● **What needs to be done**:
Each entry below is to be written out exactly, and the pictures are to be left out.

● **Given records**:
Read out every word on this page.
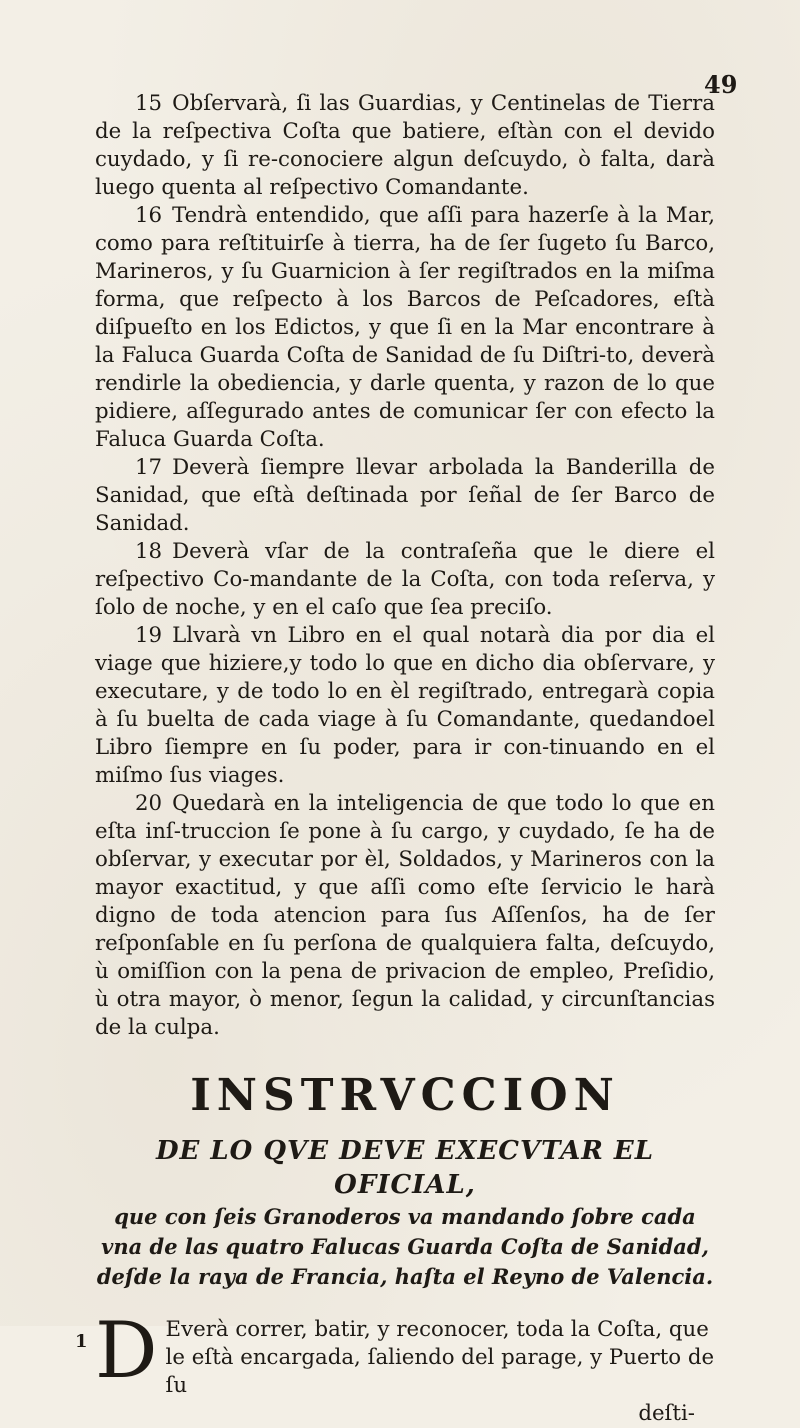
49

15 Obſervarà, ſi las Guardias, y Centinelas de Tierra de la reſpectiva Coſta que batiere, eſtàn con el devido cuydado, y ſi re-conociere algun deſcuydo, ò falta, darà luego quenta al reſpectivo Comandante.

16 Tendrà entendido, que aſſi para hazerſe à la Mar, como para reſtituirſe à tierra, ha de ſer ſugeto ſu Barco, Marineros, y ſu Guarnicion à ſer regiſtrados en la miſma forma, que reſpecto à los Barcos de Peſcadores, eſtà diſpueſto en los Edictos, y que ſi en la Mar encontrare à la Faluca Guarda Coſta de Sanidad de ſu Diſtri-to, deverà rendirle la obediencia, y darle quenta, y razon de lo que pidiere, aſſegurado antes de comunicar ſer con efecto la Faluca Guarda Coſta.

17 Deverà ſiempre llevar arbolada la Banderilla de Sanidad, que eſtà deſtinada por ſeñal de ſer Barco de Sanidad.

18 Deverà vſar de la contraſeña que le diere el reſpectivo Co-mandante de la Coſta, con toda reſerva, y ſolo de noche, y en el caſo que ſea preciſo.

19 Llvarà vn Libro en el qual notarà dia por dia el viage que hiziere,y todo lo que en dicho dia obſervare, y executare, y de todo lo en èl regiſtrado, entregarà copia à ſu buelta de cada viage à ſu Comandante, quedandoel Libro ſiempre en ſu poder, para ir con-tinuando en el miſmo ſus viages.

20 Quedarà en la inteligencia de que todo lo que en eſta inſ-truccion ſe pone à ſu cargo, y cuydado, ſe ha de obſervar, y executar por èl, Soldados, y Marineros con la mayor exactitud, y que aſſi como eſte ſervicio le harà digno de toda atencion para ſus Aſſenſos, ha de ſer reſponſable en ſu perſona de qualquiera falta, deſcuydo, ù omiſſion con la pena de privacion de empleo, Preſidio, ù otra mayor, ò menor, ſegun la calidad, y circunſtancias de la culpa.

INSTRVCCION

DE LO QVE DEVE EXECVTAR EL OFICIAL,

que con ſeis Granoderos va mandando ſobre cada vna de las quatro Falucas Guarda Coſta de Sanidad, deſde la raya de Francia, haſta el Reyno de Valencia.

1 D Everà correr, batir, y reconocer, toda la Coſta, que le eſtà encargada, ſaliendo del parage, y Puerto de ſu

deſti-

● **Written answer**:
Read out every word on this page.
49

15 Obſervarà, ſi las Guardias, y Centinelas de Tierra de la reſpectiva Coſta que batiere, eſtàn con el devido cuydado, y ſi re-conociere algun deſcuydo, ò falta, darà luego quenta al reſpectivo Comandante.

16 Tendrà entendido, que aſſi para hazerſe à la Mar, como para reſtituirſe à tierra, ha de ſer ſugeto ſu Barco, Marineros, y ſu Guarnicion à ſer regiſtrados en la miſma forma, que reſpecto à los Barcos de Peſcadores, eſtà diſpueſto en los Edictos, y que ſi en la Mar encontrare à la Faluca Guarda Coſta de Sanidad de ſu Diſtri-to, deverà rendirle la obediencia, y darle quenta, y razon de lo que pidiere, aſſegurado antes de comunicar ſer con efecto la Faluca Guarda Coſta.

17 Deverà ſiempre llevar arbolada la Banderilla de Sanidad, que eſtà deſtinada por ſeñal de ſer Barco de Sanidad.

18 Deverà vſar de la contraſeña que le diere el reſpectivo Co-mandante de la Coſta, con toda reſerva, y ſolo de noche, y en el caſo que ſea preciſo.

19 Llvarà vn Libro en el qual notarà dia por dia el viage que hiziere,y todo lo que en dicho dia obſervare, y executare, y de todo lo en èl regiſtrado, entregarà copia à ſu buelta de cada viage à ſu Comandante, quedandoel Libro ſiempre en ſu poder, para ir con-tinuando en el miſmo ſus viages.

20 Quedarà en la inteligencia de que todo lo que en eſta inſ-truccion ſe pone à ſu cargo, y cuydado, ſe ha de obſervar, y executar por èl, Soldados, y Marineros con la mayor exactitud, y que aſſi como eſte ſervicio le harà digno de toda atencion para ſus Aſſenſos, ha de ſer reſponſable en ſu perſona de qualquiera falta, deſcuydo, ù omiſſion con la pena de privacion de empleo, Preſidio, ù otra mayor, ò menor, ſegun la calidad, y circunſtancias de la culpa.

INSTRVCCION

DE LO QVE DEVE EXECVTAR EL OFICIAL,

que con ſeis Granoderos va mandando ſobre cada vna de las quatro Falucas Guarda Coſta de Sanidad, deſde la raya de Francia, haſta el Reyno de Valencia.

1 D Everà correr, batir, y reconocer, toda la Coſta, que le eſtà encargada, ſaliendo del parage, y Puerto de ſu

deſti-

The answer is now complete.